=== TASK ===
All of the data that follows should be retyped exactly, please, except the pictures.

Dataset listings of figures:

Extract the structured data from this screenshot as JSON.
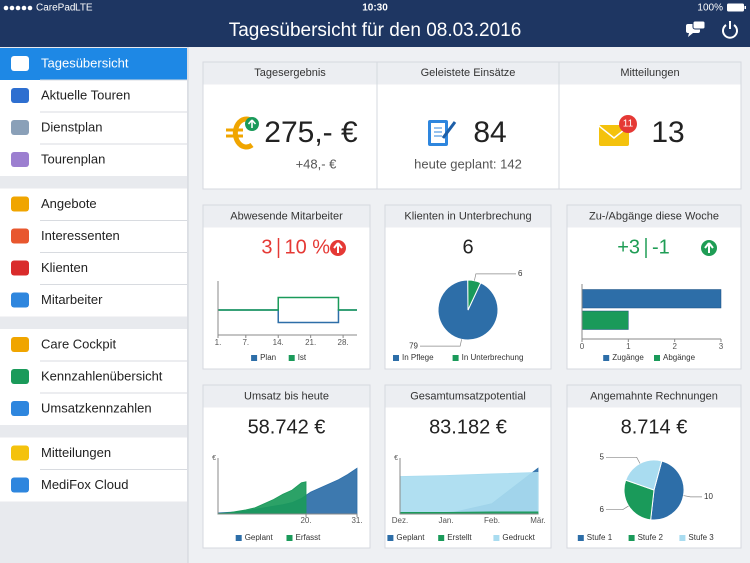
{
  "status_bar": {
    "carrier": "CarePad",
    "network": "LTE",
    "time": "10:30",
    "battery": "100%"
  },
  "header": {
    "title": "Tagesübersicht für den 08.03.2016"
  },
  "sidebar": {
    "groups": [
      {
        "items": [
          {
            "label": "Tagesübersicht",
            "active": true
          },
          {
            "label": "Aktuelle Touren"
          },
          {
            "label": "Dienstplan"
          },
          {
            "label": "Tourenplan"
          }
        ]
      },
      {
        "items": [
          {
            "label": "Angebote"
          },
          {
            "label": "Interessenten"
          },
          {
            "label": "Klienten"
          },
          {
            "label": "Mitarbeiter"
          }
        ]
      },
      {
        "items": [
          {
            "label": "Care Cockpit"
          },
          {
            "label": "Kennzahlenübersicht"
          },
          {
            "label": "Umsatzkennzahlen"
          }
        ]
      },
      {
        "items": [
          {
            "label": "Mitteilungen"
          },
          {
            "label": "MediFox Cloud"
          }
        ]
      }
    ]
  },
  "summary": [
    {
      "title": "Tagesergebnis",
      "value": "275,- €",
      "note": "+48,- €"
    },
    {
      "title": "Geleistete Einsätze",
      "value": 84,
      "note": "heute geplant: 142"
    },
    {
      "title": "Mitteilungen",
      "badge": 11,
      "value": 13
    }
  ],
  "widgets": [
    {
      "title": "Abwesende Mitarbeiter",
      "headline": {
        "left": 3,
        "right": "10 %",
        "color": "#e53935",
        "trend": "up"
      },
      "chart_data": {
        "type": "step",
        "xlim": [
          1,
          31
        ],
        "ylim": [
          0,
          4
        ],
        "xticks": [
          {
            "value": 1,
            "label": "1."
          },
          {
            "value": 7,
            "label": "7."
          },
          {
            "value": 14,
            "label": "14."
          },
          {
            "value": 21,
            "label": "21."
          },
          {
            "value": 28,
            "label": "28."
          }
        ],
        "series": [
          {
            "name": "Plan",
            "color": "#2d6ea8",
            "x": [
              1,
              14,
              14,
              27,
              27,
              31
            ],
            "values": [
              2,
              2,
              1,
              1,
              2,
              2
            ]
          },
          {
            "name": "Ist",
            "color": "#1a9a5a",
            "x": [
              1,
              14,
              14,
              27,
              27,
              31
            ],
            "values": [
              2,
              2,
              3,
              3,
              2,
              2
            ]
          }
        ]
      }
    },
    {
      "title": "Klienten in Unterbrechung",
      "headline": {
        "value": 6
      },
      "chart_data": {
        "type": "pie",
        "categories": [
          "In Pflege",
          "In Unterbrechung"
        ],
        "values": [
          79,
          6
        ],
        "colors": [
          "#2d6ea8",
          "#1a9a5a"
        ]
      }
    },
    {
      "title": "Zu-/Abgänge diese Woche",
      "headline": {
        "left": "+3",
        "right": "-1",
        "color": "#1f9d55",
        "trend": "up"
      },
      "chart_data": {
        "type": "hbar",
        "categories": [
          "Zugänge",
          "Abgänge"
        ],
        "values": [
          3,
          1
        ],
        "colors": [
          "#2d6ea8",
          "#1a9a5a"
        ],
        "xlim": [
          0,
          3
        ],
        "xticks": [
          0,
          1,
          2,
          3
        ]
      }
    },
    {
      "title": "Umsatz bis heute",
      "headline": {
        "value": "58.742 €"
      },
      "chart_data": {
        "type": "area",
        "y_label": "€",
        "xlim": [
          1,
          31
        ],
        "ylim": [
          0,
          100
        ],
        "xticks": [
          {
            "value": 20,
            "label": "20."
          },
          {
            "value": 31,
            "label": "31."
          }
        ],
        "series": [
          {
            "name": "Geplant",
            "color": "#2d6ea8",
            "x": [
              1,
              3,
              5,
              7,
              9,
              11,
              13,
              15,
              17,
              19,
              21,
              23,
              25,
              27,
              29,
              31
            ],
            "values": [
              2,
              3,
              4,
              6,
              9,
              12,
              15,
              18,
              22,
              30,
              42,
              50,
              58,
              66,
              76,
              88
            ]
          },
          {
            "name": "Erfasst",
            "color": "#1a9a5a",
            "x": [
              1,
              3,
              5,
              7,
              9,
              11,
              13,
              15,
              17,
              19,
              20
            ],
            "values": [
              1,
              2,
              5,
              8,
              12,
              20,
              28,
              38,
              46,
              60,
              62
            ]
          }
        ]
      }
    },
    {
      "title": "Gesamtumsatzpotential",
      "headline": {
        "value": "83.182 €"
      },
      "chart_data": {
        "type": "area",
        "y_label": "€",
        "categories": [
          "Dez.",
          "Jan.",
          "Feb.",
          "Mär."
        ],
        "ylim": [
          0,
          100
        ],
        "series": [
          {
            "name": "Geplant",
            "color": "#2d6ea8",
            "values": [
              null,
              0,
              20,
              88
            ]
          },
          {
            "name": "Erstellt",
            "color": "#1a9a5a",
            "values": [
              3,
              3,
              4,
              4
            ]
          },
          {
            "name": "Gedruckt",
            "color": "#a9dcf0",
            "values": [
              72,
              74,
              77,
              80
            ]
          }
        ]
      }
    },
    {
      "title": "Angemahnte Rechnungen",
      "headline": {
        "value": "8.714 €"
      },
      "chart_data": {
        "type": "pie",
        "categories": [
          "Stufe 1",
          "Stufe 2",
          "Stufe 3"
        ],
        "values": [
          10,
          6,
          5
        ],
        "colors": [
          "#2d6ea8",
          "#1a9a5a",
          "#a9dcf0"
        ]
      }
    }
  ]
}
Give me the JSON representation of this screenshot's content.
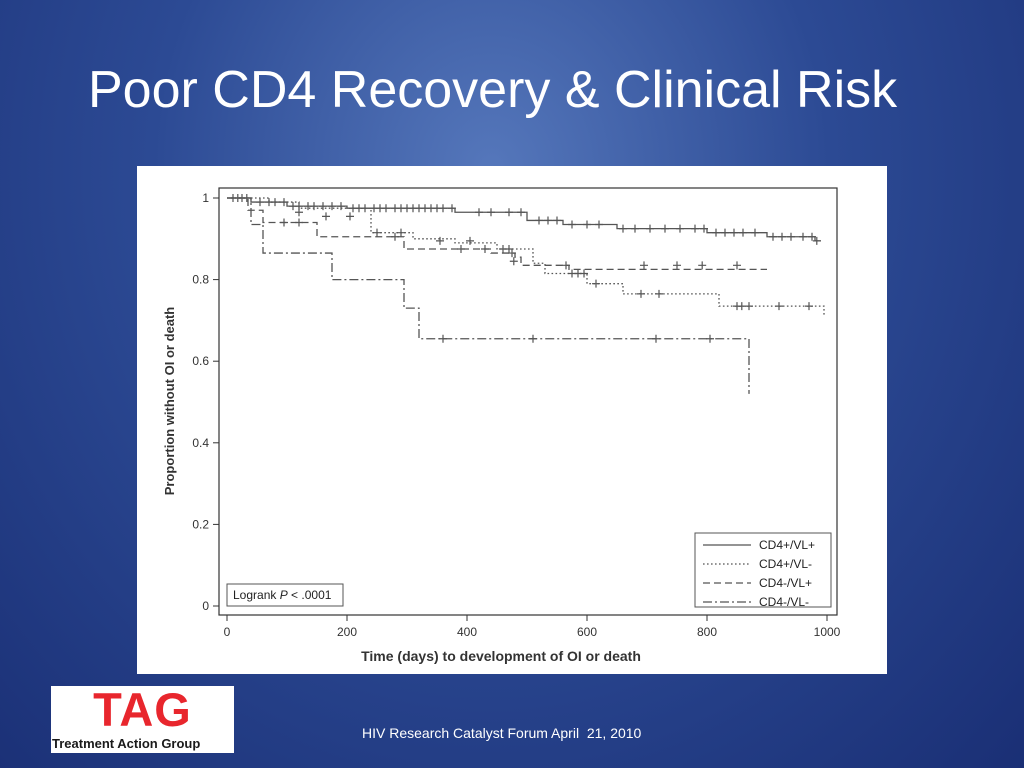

=== TASK SOLUTION ===
Extract the structured data from this screenshot as JSON.
{
  "status_bar": {
    "carrier": "CarePad",
    "network": "LTE",
    "time": "10:30",
    "battery": "100%"
  },
  "header": {
    "title": "Tagesübersicht für den 08.03.2016"
  },
  "sidebar": {
    "groups": [
      {
        "items": [
          {
            "label": "Tagesübersicht",
            "active": true
          },
          {
            "label": "Aktuelle Touren"
          },
          {
            "label": "Dienstplan"
          },
          {
            "label": "Tourenplan"
          }
        ]
      },
      {
        "items": [
          {
            "label": "Angebote"
          },
          {
            "label": "Interessenten"
          },
          {
            "label": "Klienten"
          },
          {
            "label": "Mitarbeiter"
          }
        ]
      },
      {
        "items": [
          {
            "label": "Care Cockpit"
          },
          {
            "label": "Kennzahlenübersicht"
          },
          {
            "label": "Umsatzkennzahlen"
          }
        ]
      },
      {
        "items": [
          {
            "label": "Mitteilungen"
          },
          {
            "label": "MediFox Cloud"
          }
        ]
      }
    ]
  },
  "summary": [
    {
      "title": "Tagesergebnis",
      "value": "275,- €",
      "note": "+48,- €"
    },
    {
      "title": "Geleistete Einsätze",
      "value": 84,
      "note": "heute geplant: 142"
    },
    {
      "title": "Mitteilungen",
      "badge": 11,
      "value": 13
    }
  ],
  "widgets": [
    {
      "title": "Abwesende Mitarbeiter",
      "headline": {
        "left": 3,
        "right": "10 %",
        "color": "#e53935",
        "trend": "up"
      },
      "chart_data": {
        "type": "step",
        "xlim": [
          1,
          31
        ],
        "ylim": [
          0,
          4
        ],
        "xticks": [
          {
            "value": 1,
            "label": "1."
          },
          {
            "value": 7,
            "label": "7."
          },
          {
            "value": 14,
            "label": "14."
          },
          {
            "value": 21,
            "label": "21."
          },
          {
            "value": 28,
            "label": "28."
          }
        ],
        "series": [
          {
            "name": "Plan",
            "color": "#2d6ea8",
            "x": [
              1,
              14,
              14,
              27,
              27,
              31
            ],
            "values": [
              2,
              2,
              1,
              1,
              2,
              2
            ]
          },
          {
            "name": "Ist",
            "color": "#1a9a5a",
            "x": [
              1,
              14,
              14,
              27,
              27,
              31
            ],
            "values": [
              2,
              2,
              3,
              3,
              2,
              2
            ]
          }
        ]
      }
    },
    {
      "title": "Klienten in Unterbrechung",
      "headline": {
        "value": 6
      },
      "chart_data": {
        "type": "pie",
        "categories": [
          "In Pflege",
          "In Unterbrechung"
        ],
        "values": [
          79,
          6
        ],
        "colors": [
          "#2d6ea8",
          "#1a9a5a"
        ]
      }
    },
    {
      "title": "Zu-/Abgänge diese Woche",
      "headline": {
        "left": "+3",
        "right": "-1",
        "color": "#1f9d55",
        "trend": "up"
      },
      "chart_data": {
        "type": "hbar",
        "categories": [
          "Zugänge",
          "Abgänge"
        ],
        "values": [
          3,
          1
        ],
        "colors": [
          "#2d6ea8",
          "#1a9a5a"
        ],
        "xlim": [
          0,
          3
        ],
        "xticks": [
          0,
          1,
          2,
          3
        ]
      }
    },
    {
      "title": "Umsatz bis heute",
      "headline": {
        "value": "58.742 €"
      },
      "chart_data": {
        "type": "area",
        "y_label": "€",
        "xlim": [
          1,
          31
        ],
        "ylim": [
          0,
          100
        ],
        "xticks": [
          {
            "value": 20,
            "label": "20."
          },
          {
            "value": 31,
            "label": "31."
          }
        ],
        "series": [
          {
            "name": "Geplant",
            "color": "#2d6ea8",
            "x": [
              1,
              3,
              5,
              7,
              9,
              11,
              13,
              15,
              17,
              19,
              21,
              23,
              25,
              27,
              29,
              31
            ],
            "values": [
              2,
              3,
              4,
              6,
              9,
              12,
              15,
              18,
              22,
              30,
              42,
              50,
              58,
              66,
              76,
              88
            ]
          },
          {
            "name": "Erfasst",
            "color": "#1a9a5a",
            "x": [
              1,
              3,
              5,
              7,
              9,
              11,
              13,
              15,
              17,
              19,
              20
            ],
            "values": [
              1,
              2,
              5,
              8,
              12,
              20,
              28,
              38,
              46,
              60,
              62
            ]
          }
        ]
      }
    },
    {
      "title": "Gesamtumsatzpotential",
      "headline": {
        "value": "83.182 €"
      },
      "chart_data": {
        "type": "area",
        "y_label": "€",
        "categories": [
          "Dez.",
          "Jan.",
          "Feb.",
          "Mär."
        ],
        "ylim": [
          0,
          100
        ],
        "series": [
          {
            "name": "Geplant",
            "color": "#2d6ea8",
            "values": [
              null,
              0,
              20,
              88
            ]
          },
          {
            "name": "Erstellt",
            "color": "#1a9a5a",
            "values": [
              3,
              3,
              4,
              4
            ]
          },
          {
            "name": "Gedruckt",
            "color": "#a9dcf0",
            "values": [
              72,
              74,
              77,
              80
            ]
          }
        ]
      }
    },
    {
      "title": "Angemahnte Rechnungen",
      "headline": {
        "value": "8.714 €"
      },
      "chart_data": {
        "type": "pie",
        "categories": [
          "Stufe 1",
          "Stufe 2",
          "Stufe 3"
        ],
        "values": [
          10,
          6,
          5
        ],
        "colors": [
          "#2d6ea8",
          "#1a9a5a",
          "#a9dcf0"
        ]
      }
    }
  ]
}
Give me the JSON representation of this screenshot's content.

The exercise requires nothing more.